(Data records)

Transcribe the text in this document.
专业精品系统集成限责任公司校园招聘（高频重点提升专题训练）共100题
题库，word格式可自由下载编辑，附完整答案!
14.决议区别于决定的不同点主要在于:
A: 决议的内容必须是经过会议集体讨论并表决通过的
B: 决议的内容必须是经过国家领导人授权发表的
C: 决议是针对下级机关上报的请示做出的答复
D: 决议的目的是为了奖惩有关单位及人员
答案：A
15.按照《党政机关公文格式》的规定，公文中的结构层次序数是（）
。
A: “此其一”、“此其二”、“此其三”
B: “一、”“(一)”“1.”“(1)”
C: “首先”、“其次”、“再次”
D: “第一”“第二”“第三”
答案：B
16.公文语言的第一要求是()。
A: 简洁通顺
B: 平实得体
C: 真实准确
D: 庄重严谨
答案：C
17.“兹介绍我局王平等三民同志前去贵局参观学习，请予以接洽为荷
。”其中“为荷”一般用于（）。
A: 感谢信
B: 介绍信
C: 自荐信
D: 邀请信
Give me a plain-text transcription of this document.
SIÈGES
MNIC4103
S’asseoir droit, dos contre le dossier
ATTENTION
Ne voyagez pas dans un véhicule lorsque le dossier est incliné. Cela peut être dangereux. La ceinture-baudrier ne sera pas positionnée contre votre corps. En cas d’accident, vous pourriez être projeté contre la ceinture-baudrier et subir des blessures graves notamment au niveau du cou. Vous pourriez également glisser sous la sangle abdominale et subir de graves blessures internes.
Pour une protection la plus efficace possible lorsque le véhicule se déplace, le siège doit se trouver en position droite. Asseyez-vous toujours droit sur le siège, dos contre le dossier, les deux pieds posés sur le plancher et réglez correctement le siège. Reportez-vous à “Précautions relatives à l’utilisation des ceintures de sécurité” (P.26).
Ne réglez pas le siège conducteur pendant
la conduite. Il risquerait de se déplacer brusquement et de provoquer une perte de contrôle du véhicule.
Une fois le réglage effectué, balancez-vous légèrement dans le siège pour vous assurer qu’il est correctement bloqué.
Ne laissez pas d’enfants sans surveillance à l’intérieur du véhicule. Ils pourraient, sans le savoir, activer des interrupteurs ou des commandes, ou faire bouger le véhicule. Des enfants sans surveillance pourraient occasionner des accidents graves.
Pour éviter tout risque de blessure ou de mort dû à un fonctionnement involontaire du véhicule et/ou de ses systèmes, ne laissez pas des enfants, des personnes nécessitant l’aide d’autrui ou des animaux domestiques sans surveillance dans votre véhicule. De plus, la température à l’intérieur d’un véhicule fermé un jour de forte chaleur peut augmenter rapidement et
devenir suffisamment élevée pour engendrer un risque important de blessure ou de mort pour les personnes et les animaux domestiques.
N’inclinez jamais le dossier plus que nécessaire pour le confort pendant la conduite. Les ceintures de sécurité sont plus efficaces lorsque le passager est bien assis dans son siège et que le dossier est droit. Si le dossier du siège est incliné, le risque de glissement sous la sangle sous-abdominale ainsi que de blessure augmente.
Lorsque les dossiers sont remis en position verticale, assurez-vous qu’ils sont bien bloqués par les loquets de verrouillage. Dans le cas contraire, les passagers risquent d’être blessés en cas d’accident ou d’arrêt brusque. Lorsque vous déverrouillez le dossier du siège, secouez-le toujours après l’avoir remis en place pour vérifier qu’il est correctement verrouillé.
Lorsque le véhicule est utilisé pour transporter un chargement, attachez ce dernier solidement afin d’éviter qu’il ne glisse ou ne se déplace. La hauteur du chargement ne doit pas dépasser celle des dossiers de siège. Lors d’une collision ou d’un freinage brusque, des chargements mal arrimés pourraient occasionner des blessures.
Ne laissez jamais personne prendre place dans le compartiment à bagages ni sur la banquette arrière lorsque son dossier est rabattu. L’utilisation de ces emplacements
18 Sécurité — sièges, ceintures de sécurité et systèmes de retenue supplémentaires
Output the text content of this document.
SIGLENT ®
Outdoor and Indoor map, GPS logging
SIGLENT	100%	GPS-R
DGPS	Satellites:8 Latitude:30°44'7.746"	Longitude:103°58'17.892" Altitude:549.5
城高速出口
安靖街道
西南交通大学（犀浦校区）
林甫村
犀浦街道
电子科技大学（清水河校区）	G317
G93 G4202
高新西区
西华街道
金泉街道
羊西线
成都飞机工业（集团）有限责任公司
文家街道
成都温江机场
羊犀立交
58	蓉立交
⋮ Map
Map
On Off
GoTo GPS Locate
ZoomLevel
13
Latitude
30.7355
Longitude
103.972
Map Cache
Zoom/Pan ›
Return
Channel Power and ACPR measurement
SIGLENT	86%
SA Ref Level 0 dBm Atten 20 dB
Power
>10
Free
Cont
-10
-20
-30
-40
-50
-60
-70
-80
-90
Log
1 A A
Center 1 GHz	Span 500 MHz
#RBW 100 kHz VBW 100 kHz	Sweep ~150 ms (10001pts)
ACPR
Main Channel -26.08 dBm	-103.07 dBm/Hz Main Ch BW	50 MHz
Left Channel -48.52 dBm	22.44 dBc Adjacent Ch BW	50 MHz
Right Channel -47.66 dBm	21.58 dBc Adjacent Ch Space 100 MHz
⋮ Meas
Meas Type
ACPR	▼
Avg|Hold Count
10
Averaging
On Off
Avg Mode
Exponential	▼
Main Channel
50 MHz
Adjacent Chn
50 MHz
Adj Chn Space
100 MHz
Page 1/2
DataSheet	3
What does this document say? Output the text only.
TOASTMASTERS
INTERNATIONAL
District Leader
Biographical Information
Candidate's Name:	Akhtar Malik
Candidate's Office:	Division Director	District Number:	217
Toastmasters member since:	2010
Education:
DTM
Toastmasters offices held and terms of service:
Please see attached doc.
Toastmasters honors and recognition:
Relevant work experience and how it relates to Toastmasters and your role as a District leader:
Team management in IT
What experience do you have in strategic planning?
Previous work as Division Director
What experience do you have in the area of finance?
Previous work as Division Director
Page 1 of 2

* Task goal *
Pull out every line from the one with "Output the text content of this document." to the end of the listing, and output only those.

* Answer in full *
Output the text content of this document.
SIGLENT ®
Outdoor and Indoor map, GPS logging
SIGLENT	100%	GPS-R
DGPS	Satellites:8 Latitude:30°44'7.746"	Longitude:103°58'17.892" Altitude:549.5
城高速出口
安靖街道
西南交通大学（犀浦校区）
林甫村
犀浦街道
电子科技大学（清水河校区）	G317
G93 G4202
高新西区
西华街道
金泉街道
羊西线
成都飞机工业（集团）有限责任公司
文家街道
成都温江机场
羊犀立交
58	蓉立交
⋮ Map
Map
On Off
GoTo GPS Locate
ZoomLevel
13
Latitude
30.7355
Longitude
103.972
Map Cache
Zoom/Pan ›
Return
Channel Power and ACPR measurement
SIGLENT	86%
SA Ref Level 0 dBm Atten 20 dB
Power
>10
Free
Cont
-10
-20
-30
-40
-50
-60
-70
-80
-90
Log
1 A A
Center 1 GHz	Span 500 MHz
#RBW 100 kHz VBW 100 kHz	Sweep ~150 ms (10001pts)
ACPR
Main Channel -26.08 dBm	-103.07 dBm/Hz Main Ch BW	50 MHz
Left Channel -48.52 dBm	22.44 dBc Adjacent Ch BW	50 MHz
Right Channel -47.66 dBm	21.58 dBc Adjacent Ch Space 100 MHz
⋮ Meas
Meas Type
ACPR	▼
Avg|Hold Count
10
Averaging
On Off
Avg Mode
Exponential	▼
Main Channel
50 MHz
Adjacent Chn
50 MHz
Adj Chn Space
100 MHz
Page 1/2
DataSheet	3
What does this document say? Output the text only.
TOASTMASTERS
INTERNATIONAL
District Leader
Biographical Information
Candidate's Name:	Akhtar Malik
Candidate's Office:	Division Director	District Number:	217
Toastmasters member since:	2010
Education:
DTM
Toastmasters offices held and terms of service:
Please see attached doc.
Toastmasters honors and recognition:
Relevant work experience and how it relates to Toastmasters and your role as a District leader:
Team management in IT
What experience do you have in strategic planning?
Previous work as Division Director
What experience do you have in the area of finance?
Previous work as Division Director
Page 1 of 2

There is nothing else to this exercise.